Exercise goal >> Take down each entry exactly as written.

Given records >>
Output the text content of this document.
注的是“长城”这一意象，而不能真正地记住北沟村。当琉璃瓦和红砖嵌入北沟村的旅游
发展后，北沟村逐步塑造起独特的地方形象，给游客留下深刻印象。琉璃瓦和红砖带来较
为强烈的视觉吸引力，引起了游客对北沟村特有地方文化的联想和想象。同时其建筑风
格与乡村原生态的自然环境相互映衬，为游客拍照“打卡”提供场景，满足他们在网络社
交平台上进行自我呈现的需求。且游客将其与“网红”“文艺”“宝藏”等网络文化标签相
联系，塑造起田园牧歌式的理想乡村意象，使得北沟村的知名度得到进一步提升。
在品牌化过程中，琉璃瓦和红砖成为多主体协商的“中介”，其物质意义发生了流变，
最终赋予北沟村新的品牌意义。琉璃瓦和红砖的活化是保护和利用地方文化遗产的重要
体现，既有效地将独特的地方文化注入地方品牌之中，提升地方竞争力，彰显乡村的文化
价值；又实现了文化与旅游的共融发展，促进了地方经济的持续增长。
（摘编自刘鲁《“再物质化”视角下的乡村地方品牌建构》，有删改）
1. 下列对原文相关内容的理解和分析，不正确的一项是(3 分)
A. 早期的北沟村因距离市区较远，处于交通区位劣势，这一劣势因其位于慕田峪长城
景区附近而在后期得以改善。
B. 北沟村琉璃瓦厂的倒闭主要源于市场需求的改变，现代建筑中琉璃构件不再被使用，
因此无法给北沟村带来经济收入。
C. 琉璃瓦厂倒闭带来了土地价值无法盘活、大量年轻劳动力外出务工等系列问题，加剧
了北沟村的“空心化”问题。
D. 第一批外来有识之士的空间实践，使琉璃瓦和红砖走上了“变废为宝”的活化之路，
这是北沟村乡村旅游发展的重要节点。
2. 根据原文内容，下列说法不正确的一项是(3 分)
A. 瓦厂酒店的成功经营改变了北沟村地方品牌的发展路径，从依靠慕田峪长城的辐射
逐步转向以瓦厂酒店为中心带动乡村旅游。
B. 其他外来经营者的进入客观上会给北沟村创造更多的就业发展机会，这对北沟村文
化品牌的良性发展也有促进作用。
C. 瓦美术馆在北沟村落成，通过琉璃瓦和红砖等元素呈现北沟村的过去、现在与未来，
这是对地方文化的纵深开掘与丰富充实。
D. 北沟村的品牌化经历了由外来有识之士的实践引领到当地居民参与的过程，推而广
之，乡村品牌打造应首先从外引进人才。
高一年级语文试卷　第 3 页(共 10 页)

Output of the exercise >>
Output the text content of this document.
注的是“长城”这一意象，而不能真正地记住北沟村。当琉璃瓦和红砖嵌入北沟村的旅游
发展后，北沟村逐步塑造起独特的地方形象，给游客留下深刻印象。琉璃瓦和红砖带来较
为强烈的视觉吸引力，引起了游客对北沟村特有地方文化的联想和想象。同时其建筑风
格与乡村原生态的自然环境相互映衬，为游客拍照“打卡”提供场景，满足他们在网络社
交平台上进行自我呈现的需求。且游客将其与“网红”“文艺”“宝藏”等网络文化标签相
联系，塑造起田园牧歌式的理想乡村意象，使得北沟村的知名度得到进一步提升。
在品牌化过程中，琉璃瓦和红砖成为多主体协商的“中介”，其物质意义发生了流变，
最终赋予北沟村新的品牌意义。琉璃瓦和红砖的活化是保护和利用地方文化遗产的重要
体现，既有效地将独特的地方文化注入地方品牌之中，提升地方竞争力，彰显乡村的文化
价值；又实现了文化与旅游的共融发展，促进了地方经济的持续增长。
（摘编自刘鲁《“再物质化”视角下的乡村地方品牌建构》，有删改）
1. 下列对原文相关内容的理解和分析，不正确的一项是(3 分)
A. 早期的北沟村因距离市区较远，处于交通区位劣势，这一劣势因其位于慕田峪长城
景区附近而在后期得以改善。
B. 北沟村琉璃瓦厂的倒闭主要源于市场需求的改变，现代建筑中琉璃构件不再被使用，
因此无法给北沟村带来经济收入。
C. 琉璃瓦厂倒闭带来了土地价值无法盘活、大量年轻劳动力外出务工等系列问题，加剧
了北沟村的“空心化”问题。
D. 第一批外来有识之士的空间实践，使琉璃瓦和红砖走上了“变废为宝”的活化之路，
这是北沟村乡村旅游发展的重要节点。
2. 根据原文内容，下列说法不正确的一项是(3 分)
A. 瓦厂酒店的成功经营改变了北沟村地方品牌的发展路径，从依靠慕田峪长城的辐射
逐步转向以瓦厂酒店为中心带动乡村旅游。
B. 其他外来经营者的进入客观上会给北沟村创造更多的就业发展机会，这对北沟村文
化品牌的良性发展也有促进作用。
C. 瓦美术馆在北沟村落成，通过琉璃瓦和红砖等元素呈现北沟村的过去、现在与未来，
这是对地方文化的纵深开掘与丰富充实。
D. 北沟村的品牌化经历了由外来有识之士的实践引领到当地居民参与的过程，推而广
之，乡村品牌打造应首先从外引进人才。
高一年级语文试卷　第 3 页(共 10 页)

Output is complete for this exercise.